## [Goal]
Wherever "Lignin" appears in a line, list that line.

(Entries from a visual dataset)
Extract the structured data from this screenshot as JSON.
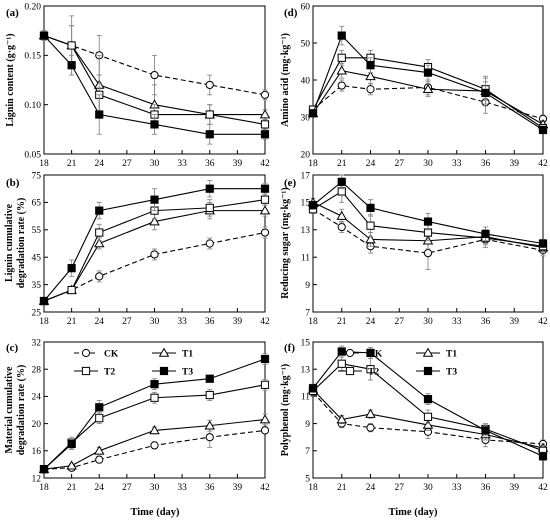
{
  "chart_data": [
    {
      "panel": "a",
      "panel_label": "(a)",
      "type": "line",
      "ylabel": "Lignin content (g·g⁻¹)",
      "xlabel": "",
      "x": [
        18,
        21,
        24,
        30,
        36,
        42
      ],
      "xticks": [
        18,
        21,
        24,
        27,
        30,
        33,
        36,
        39,
        42
      ],
      "xlim": [
        18,
        42
      ],
      "ylim": [
        0.05,
        0.2
      ],
      "yticks": [
        0.05,
        0.1,
        0.15,
        0.2
      ],
      "ytick_labels": [
        "0.05",
        "0.10",
        "0.15",
        "0.20"
      ],
      "series": [
        {
          "name": "CK",
          "values": [
            0.17,
            0.16,
            0.15,
            0.13,
            0.12,
            0.11
          ],
          "errors": [
            0.005,
            0.03,
            0.02,
            0.02,
            0.01,
            0.005
          ]
        },
        {
          "name": "T1",
          "values": [
            0.17,
            0.16,
            0.12,
            0.1,
            0.09,
            0.09
          ],
          "errors": [
            0.005,
            0.02,
            0.03,
            0.02,
            0.01,
            0.005
          ]
        },
        {
          "name": "T2",
          "values": [
            0.17,
            0.16,
            0.11,
            0.09,
            0.09,
            0.08
          ],
          "errors": [
            0.005,
            0.02,
            0.02,
            0.01,
            0.01,
            0.005
          ]
        },
        {
          "name": "T3",
          "values": [
            0.17,
            0.14,
            0.09,
            0.08,
            0.07,
            0.07
          ],
          "errors": [
            0.005,
            0.01,
            0.02,
            0.01,
            0.01,
            0.005
          ]
        }
      ]
    },
    {
      "panel": "b",
      "panel_label": "(b)",
      "type": "line",
      "ylabel": "Lignin cumulative degradation rate (%)",
      "xlabel": "",
      "x": [
        18,
        21,
        24,
        30,
        36,
        42
      ],
      "xticks": [
        18,
        21,
        24,
        27,
        30,
        33,
        36,
        39,
        42
      ],
      "xlim": [
        18,
        42
      ],
      "ylim": [
        25,
        75
      ],
      "yticks": [
        25,
        35,
        45,
        55,
        65,
        75
      ],
      "ytick_labels": [
        "25",
        "35",
        "45",
        "55",
        "65",
        "75"
      ],
      "series": [
        {
          "name": "CK",
          "values": [
            29,
            33,
            38,
            46,
            50,
            54
          ],
          "errors": [
            1,
            1,
            2,
            2,
            2,
            2
          ]
        },
        {
          "name": "T1",
          "values": [
            29,
            33,
            50,
            58,
            62,
            62
          ],
          "errors": [
            1,
            1,
            2,
            3,
            3,
            2
          ]
        },
        {
          "name": "T2",
          "values": [
            29,
            33,
            54,
            62,
            63,
            66
          ],
          "errors": [
            1,
            1,
            3,
            3,
            3,
            2
          ]
        },
        {
          "name": "T3",
          "values": [
            29,
            41,
            62,
            66,
            70,
            70
          ],
          "errors": [
            1,
            3,
            3,
            4,
            3,
            2
          ]
        }
      ]
    },
    {
      "panel": "c",
      "panel_label": "(c)",
      "type": "line",
      "ylabel": "Material cumulative degradation rate (%)",
      "xlabel": "Time (day)",
      "x": [
        18,
        21,
        24,
        30,
        36,
        42
      ],
      "xticks": [
        18,
        21,
        24,
        27,
        30,
        33,
        36,
        39,
        42
      ],
      "xlim": [
        18,
        42
      ],
      "ylim": [
        12,
        32
      ],
      "yticks": [
        12,
        16,
        20,
        24,
        28,
        32
      ],
      "ytick_labels": [
        "12",
        "16",
        "20",
        "24",
        "28",
        "32"
      ],
      "series": [
        {
          "name": "CK",
          "values": [
            13.3,
            13.5,
            14.7,
            16.8,
            18.0,
            19.0
          ],
          "errors": [
            0.3,
            0.3,
            0.5,
            0.5,
            1.5,
            0.5
          ]
        },
        {
          "name": "T1",
          "values": [
            13.3,
            13.8,
            16.0,
            19.0,
            19.7,
            20.6
          ],
          "errors": [
            0.3,
            0.3,
            0.5,
            0.5,
            0.8,
            0.8
          ]
        },
        {
          "name": "T2",
          "values": [
            13.3,
            17.2,
            20.8,
            23.8,
            24.2,
            25.7
          ],
          "errors": [
            0.3,
            0.8,
            0.8,
            0.8,
            0.8,
            0.8
          ]
        },
        {
          "name": "T3",
          "values": [
            13.3,
            17.0,
            22.4,
            25.8,
            26.6,
            29.5
          ],
          "errors": [
            0.3,
            0.8,
            1.0,
            0.8,
            0.5,
            0.8
          ]
        }
      ],
      "legend": {
        "placement": "top",
        "entries": [
          "CK",
          "T1",
          "T2",
          "T3"
        ]
      }
    },
    {
      "panel": "d",
      "panel_label": "(d)",
      "type": "line",
      "ylabel": "Amino acid (mg·kg⁻¹)",
      "xlabel": "",
      "x": [
        18,
        21,
        24,
        30,
        36,
        42
      ],
      "xticks": [
        18,
        21,
        24,
        27,
        30,
        33,
        36,
        39,
        42
      ],
      "xlim": [
        18,
        42
      ],
      "ylim": [
        20,
        60
      ],
      "yticks": [
        20,
        30,
        40,
        50,
        60
      ],
      "ytick_labels": [
        "20",
        "30",
        "40",
        "50",
        "60"
      ],
      "series": [
        {
          "name": "CK",
          "values": [
            32,
            38.5,
            37.5,
            38,
            34,
            29.5
          ],
          "errors": [
            1,
            1.5,
            1.5,
            2,
            3,
            1
          ]
        },
        {
          "name": "T1",
          "values": [
            31,
            42.5,
            41,
            37.5,
            37,
            28
          ],
          "errors": [
            1,
            2,
            2,
            2,
            4,
            1
          ]
        },
        {
          "name": "T2",
          "values": [
            32,
            46,
            46,
            43.5,
            37.5,
            27
          ],
          "errors": [
            1,
            2,
            2,
            2,
            3,
            1
          ]
        },
        {
          "name": "T3",
          "values": [
            31,
            52,
            44,
            42,
            36.5,
            26.5
          ],
          "errors": [
            1,
            2.5,
            2,
            2,
            3,
            1
          ]
        }
      ]
    },
    {
      "panel": "e",
      "panel_label": "(e)",
      "type": "line",
      "ylabel": "Reducing sugar (mg·kg⁻¹)",
      "xlabel": "",
      "x": [
        18,
        21,
        24,
        30,
        36,
        42
      ],
      "xticks": [
        18,
        21,
        24,
        27,
        30,
        33,
        36,
        39,
        42
      ],
      "xlim": [
        18,
        42
      ],
      "ylim": [
        7,
        17
      ],
      "yticks": [
        7,
        9,
        11,
        13,
        15,
        17
      ],
      "ytick_labels": [
        "7",
        "9",
        "11",
        "13",
        "15",
        "17"
      ],
      "series": [
        {
          "name": "CK",
          "values": [
            14.5,
            13.2,
            11.8,
            11.3,
            12.3,
            11.5
          ],
          "errors": [
            0.3,
            0.4,
            0.5,
            1.2,
            0.6,
            0.4
          ]
        },
        {
          "name": "T1",
          "values": [
            15.0,
            14.0,
            12.3,
            12.2,
            12.5,
            11.7
          ],
          "errors": [
            0.3,
            0.5,
            0.5,
            0.6,
            0.5,
            0.4
          ]
        },
        {
          "name": "T2",
          "values": [
            14.5,
            15.8,
            13.3,
            12.8,
            12.4,
            11.8
          ],
          "errors": [
            0.3,
            0.8,
            0.8,
            0.6,
            0.5,
            0.4
          ]
        },
        {
          "name": "T3",
          "values": [
            14.8,
            16.5,
            14.6,
            13.6,
            12.7,
            12.0
          ],
          "errors": [
            0.3,
            0.5,
            0.6,
            0.6,
            0.5,
            0.3
          ]
        }
      ]
    },
    {
      "panel": "f",
      "panel_label": "(f)",
      "type": "line",
      "ylabel": "Polyphenol (mg·kg⁻¹)",
      "xlabel": "Time (day)",
      "x": [
        18,
        21,
        24,
        30,
        36,
        42
      ],
      "xticks": [
        18,
        21,
        24,
        27,
        30,
        33,
        36,
        39,
        42
      ],
      "xlim": [
        18,
        42
      ],
      "ylim": [
        5,
        15
      ],
      "yticks": [
        5,
        7,
        9,
        11,
        13,
        15
      ],
      "ytick_labels": [
        "5",
        "7",
        "9",
        "11",
        "13",
        "15"
      ],
      "series": [
        {
          "name": "CK",
          "values": [
            11.3,
            9.0,
            8.7,
            8.4,
            7.8,
            7.5
          ],
          "errors": [
            0.3,
            0.3,
            0.3,
            0.5,
            0.5,
            0.3
          ]
        },
        {
          "name": "T1",
          "values": [
            11.5,
            9.3,
            9.7,
            8.9,
            8.2,
            7.2
          ],
          "errors": [
            0.3,
            0.3,
            0.3,
            0.4,
            0.4,
            0.3
          ]
        },
        {
          "name": "T2",
          "values": [
            11.4,
            13.4,
            13.0,
            9.5,
            8.6,
            7.0
          ],
          "errors": [
            0.3,
            0.5,
            0.8,
            0.5,
            0.4,
            0.3
          ]
        },
        {
          "name": "T3",
          "values": [
            11.6,
            14.3,
            14.2,
            10.8,
            8.5,
            6.6
          ],
          "errors": [
            0.3,
            0.4,
            0.4,
            0.4,
            0.4,
            0.3
          ]
        }
      ],
      "legend": {
        "placement": "top",
        "entries": [
          "CK",
          "T1",
          "T2",
          "T3"
        ]
      }
    }
  ]
}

## [Exercise response]
      "ylabel": "Lignin content (g·g⁻¹)",
      "ylabel": "Lignin cumulative degradation rate (%)",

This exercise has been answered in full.